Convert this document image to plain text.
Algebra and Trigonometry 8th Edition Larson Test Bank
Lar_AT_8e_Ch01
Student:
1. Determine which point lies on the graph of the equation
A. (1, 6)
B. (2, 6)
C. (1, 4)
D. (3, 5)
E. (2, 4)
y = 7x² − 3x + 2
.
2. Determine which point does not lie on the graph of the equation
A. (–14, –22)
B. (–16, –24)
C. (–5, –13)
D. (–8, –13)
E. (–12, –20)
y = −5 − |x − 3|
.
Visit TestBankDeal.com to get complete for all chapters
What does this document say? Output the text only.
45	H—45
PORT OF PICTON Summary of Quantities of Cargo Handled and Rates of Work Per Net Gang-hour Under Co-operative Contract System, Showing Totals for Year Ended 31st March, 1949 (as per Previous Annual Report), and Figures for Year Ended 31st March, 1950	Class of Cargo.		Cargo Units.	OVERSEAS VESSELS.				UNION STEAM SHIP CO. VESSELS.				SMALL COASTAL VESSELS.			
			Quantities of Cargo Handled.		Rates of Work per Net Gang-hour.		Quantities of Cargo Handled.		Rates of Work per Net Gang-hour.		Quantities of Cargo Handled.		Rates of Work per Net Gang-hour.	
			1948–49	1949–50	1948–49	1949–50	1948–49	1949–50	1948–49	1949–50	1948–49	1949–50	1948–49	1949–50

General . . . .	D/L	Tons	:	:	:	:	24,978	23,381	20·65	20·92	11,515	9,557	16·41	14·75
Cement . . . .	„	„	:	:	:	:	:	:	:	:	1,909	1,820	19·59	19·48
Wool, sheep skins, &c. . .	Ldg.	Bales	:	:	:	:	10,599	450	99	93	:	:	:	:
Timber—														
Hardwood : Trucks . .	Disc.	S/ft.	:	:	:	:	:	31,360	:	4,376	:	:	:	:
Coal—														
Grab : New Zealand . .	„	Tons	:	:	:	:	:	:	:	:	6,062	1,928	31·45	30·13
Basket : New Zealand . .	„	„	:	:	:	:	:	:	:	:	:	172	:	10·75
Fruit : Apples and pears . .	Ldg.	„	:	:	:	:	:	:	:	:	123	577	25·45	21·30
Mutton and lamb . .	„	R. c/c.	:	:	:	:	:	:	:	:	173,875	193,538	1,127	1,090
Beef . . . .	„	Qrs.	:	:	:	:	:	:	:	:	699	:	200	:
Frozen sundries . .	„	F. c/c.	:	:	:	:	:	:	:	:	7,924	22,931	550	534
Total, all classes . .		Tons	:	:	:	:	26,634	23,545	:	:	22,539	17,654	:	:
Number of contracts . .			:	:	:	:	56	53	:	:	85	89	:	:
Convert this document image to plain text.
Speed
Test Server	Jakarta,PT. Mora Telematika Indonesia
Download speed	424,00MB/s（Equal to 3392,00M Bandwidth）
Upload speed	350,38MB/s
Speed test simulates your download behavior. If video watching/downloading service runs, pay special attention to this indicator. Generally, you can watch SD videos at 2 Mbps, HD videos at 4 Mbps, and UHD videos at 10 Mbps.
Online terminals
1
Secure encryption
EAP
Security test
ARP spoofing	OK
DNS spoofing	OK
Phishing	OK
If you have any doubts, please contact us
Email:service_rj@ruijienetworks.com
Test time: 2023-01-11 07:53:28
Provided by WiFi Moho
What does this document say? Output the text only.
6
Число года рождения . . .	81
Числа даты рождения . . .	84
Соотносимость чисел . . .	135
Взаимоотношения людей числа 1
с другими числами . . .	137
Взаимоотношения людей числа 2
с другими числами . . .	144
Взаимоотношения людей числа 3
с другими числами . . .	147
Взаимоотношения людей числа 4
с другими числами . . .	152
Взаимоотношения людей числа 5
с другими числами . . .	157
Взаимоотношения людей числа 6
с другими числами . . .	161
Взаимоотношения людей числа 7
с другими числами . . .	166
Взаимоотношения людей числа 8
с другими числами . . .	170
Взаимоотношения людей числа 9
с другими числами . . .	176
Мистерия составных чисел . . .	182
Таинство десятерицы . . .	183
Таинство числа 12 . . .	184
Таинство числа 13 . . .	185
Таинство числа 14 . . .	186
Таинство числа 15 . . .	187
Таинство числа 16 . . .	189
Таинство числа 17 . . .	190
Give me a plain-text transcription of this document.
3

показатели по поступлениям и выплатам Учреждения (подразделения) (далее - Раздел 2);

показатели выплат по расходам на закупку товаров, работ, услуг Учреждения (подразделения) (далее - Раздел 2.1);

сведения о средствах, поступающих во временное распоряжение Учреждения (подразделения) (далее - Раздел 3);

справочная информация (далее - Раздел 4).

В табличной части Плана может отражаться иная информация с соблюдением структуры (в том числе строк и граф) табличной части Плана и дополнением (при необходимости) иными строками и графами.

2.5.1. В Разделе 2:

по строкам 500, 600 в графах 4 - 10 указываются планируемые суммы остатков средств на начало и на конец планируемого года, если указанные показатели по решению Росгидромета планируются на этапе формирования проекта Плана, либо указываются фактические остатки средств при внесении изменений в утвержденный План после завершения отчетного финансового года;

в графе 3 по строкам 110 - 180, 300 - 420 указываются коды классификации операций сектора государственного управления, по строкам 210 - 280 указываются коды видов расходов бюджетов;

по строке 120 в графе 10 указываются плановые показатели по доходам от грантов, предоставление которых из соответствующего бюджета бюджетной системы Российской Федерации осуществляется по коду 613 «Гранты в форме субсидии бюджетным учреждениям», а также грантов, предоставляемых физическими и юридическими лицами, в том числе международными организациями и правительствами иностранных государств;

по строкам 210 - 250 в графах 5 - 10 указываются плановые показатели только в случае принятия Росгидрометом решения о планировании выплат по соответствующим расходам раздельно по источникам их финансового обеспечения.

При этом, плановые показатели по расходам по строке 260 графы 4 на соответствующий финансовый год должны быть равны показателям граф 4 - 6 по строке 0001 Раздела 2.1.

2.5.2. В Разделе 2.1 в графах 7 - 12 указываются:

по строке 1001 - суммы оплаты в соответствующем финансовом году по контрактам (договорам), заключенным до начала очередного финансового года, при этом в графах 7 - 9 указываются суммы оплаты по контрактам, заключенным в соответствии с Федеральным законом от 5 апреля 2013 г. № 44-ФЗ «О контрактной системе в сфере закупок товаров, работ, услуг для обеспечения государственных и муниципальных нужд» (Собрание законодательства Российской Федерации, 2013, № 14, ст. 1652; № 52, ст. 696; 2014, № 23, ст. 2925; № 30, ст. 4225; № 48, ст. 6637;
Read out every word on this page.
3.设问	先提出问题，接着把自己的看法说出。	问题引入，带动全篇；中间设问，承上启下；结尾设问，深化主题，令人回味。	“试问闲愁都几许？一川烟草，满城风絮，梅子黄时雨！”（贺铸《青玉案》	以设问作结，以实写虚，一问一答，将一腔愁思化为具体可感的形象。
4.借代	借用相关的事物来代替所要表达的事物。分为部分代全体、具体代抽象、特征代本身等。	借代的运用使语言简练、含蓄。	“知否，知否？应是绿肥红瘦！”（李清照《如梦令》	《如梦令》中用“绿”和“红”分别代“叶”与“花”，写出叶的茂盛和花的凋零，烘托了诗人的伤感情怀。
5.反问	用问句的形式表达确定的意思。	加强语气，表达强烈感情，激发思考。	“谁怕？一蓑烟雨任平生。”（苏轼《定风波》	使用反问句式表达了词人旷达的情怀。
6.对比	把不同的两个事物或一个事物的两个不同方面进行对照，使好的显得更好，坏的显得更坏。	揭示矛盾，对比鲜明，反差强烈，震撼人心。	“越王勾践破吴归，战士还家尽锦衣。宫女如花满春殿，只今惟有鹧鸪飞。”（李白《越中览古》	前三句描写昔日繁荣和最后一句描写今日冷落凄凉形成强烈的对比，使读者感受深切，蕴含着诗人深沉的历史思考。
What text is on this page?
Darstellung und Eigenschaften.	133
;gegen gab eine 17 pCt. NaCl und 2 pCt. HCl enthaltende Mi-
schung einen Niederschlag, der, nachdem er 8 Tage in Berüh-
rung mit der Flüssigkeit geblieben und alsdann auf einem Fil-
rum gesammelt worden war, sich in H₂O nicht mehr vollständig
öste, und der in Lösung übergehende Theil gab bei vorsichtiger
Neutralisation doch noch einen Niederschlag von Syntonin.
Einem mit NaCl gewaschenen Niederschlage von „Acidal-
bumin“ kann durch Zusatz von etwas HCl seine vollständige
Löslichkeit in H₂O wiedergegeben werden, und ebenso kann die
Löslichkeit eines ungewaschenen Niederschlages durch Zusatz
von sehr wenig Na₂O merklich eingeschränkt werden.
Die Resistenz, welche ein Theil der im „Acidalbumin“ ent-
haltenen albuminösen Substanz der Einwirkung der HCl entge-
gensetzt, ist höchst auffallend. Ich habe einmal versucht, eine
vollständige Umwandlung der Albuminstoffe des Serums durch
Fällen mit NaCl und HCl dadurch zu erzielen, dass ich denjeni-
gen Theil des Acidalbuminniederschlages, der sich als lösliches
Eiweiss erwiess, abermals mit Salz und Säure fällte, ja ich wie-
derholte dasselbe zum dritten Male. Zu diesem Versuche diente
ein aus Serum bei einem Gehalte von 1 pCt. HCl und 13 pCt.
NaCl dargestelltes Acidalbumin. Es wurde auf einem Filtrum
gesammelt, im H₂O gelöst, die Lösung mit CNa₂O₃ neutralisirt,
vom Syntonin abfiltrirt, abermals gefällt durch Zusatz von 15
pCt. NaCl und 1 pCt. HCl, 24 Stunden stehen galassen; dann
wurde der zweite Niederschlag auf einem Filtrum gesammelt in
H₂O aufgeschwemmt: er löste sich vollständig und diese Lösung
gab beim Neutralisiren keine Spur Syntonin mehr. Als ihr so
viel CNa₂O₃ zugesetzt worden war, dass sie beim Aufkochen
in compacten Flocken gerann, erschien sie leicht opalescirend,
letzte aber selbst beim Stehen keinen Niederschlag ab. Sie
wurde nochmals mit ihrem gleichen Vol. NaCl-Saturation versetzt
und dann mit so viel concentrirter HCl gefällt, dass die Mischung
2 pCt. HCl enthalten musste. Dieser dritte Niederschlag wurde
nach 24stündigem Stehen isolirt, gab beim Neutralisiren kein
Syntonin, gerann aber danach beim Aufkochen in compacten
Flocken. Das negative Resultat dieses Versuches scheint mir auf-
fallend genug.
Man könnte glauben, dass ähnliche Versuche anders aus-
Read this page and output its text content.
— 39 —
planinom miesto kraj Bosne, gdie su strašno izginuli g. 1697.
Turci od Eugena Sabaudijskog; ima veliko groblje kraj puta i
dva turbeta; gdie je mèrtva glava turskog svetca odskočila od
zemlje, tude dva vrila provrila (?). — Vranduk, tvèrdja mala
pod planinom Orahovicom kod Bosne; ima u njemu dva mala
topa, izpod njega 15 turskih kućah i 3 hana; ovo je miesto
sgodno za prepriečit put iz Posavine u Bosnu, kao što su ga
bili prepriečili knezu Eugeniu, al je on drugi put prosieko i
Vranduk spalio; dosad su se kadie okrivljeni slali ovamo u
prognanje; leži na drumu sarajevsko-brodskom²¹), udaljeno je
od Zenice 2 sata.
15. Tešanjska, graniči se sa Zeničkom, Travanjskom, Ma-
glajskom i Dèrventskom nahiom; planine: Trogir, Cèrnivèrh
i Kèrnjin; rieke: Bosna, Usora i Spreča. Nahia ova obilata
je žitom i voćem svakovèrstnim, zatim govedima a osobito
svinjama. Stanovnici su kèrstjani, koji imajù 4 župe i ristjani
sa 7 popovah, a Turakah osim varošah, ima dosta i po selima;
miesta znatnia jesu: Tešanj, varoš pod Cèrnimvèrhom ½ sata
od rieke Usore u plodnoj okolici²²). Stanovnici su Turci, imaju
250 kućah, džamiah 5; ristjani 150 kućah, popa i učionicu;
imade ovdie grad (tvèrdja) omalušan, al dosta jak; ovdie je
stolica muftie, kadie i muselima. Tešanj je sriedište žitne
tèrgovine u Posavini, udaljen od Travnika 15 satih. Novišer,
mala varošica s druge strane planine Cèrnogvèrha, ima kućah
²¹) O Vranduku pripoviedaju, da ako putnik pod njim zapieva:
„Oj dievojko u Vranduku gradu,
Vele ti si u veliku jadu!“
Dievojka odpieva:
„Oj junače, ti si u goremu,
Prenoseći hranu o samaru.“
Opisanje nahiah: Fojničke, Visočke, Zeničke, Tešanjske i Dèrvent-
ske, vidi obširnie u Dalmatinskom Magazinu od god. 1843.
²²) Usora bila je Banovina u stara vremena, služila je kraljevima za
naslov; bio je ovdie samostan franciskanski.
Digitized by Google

☆ ☆ ☆

• GIVEN TASK: Copy out each line of the entries that holds "kadie".

• OUTPUT FOR THIS TASK:
Vranduk spalio; dosad su se kadie okrivljeni slali ovamo u
stolica muftie, kadie i muselima. Tešanj je sriedište žitne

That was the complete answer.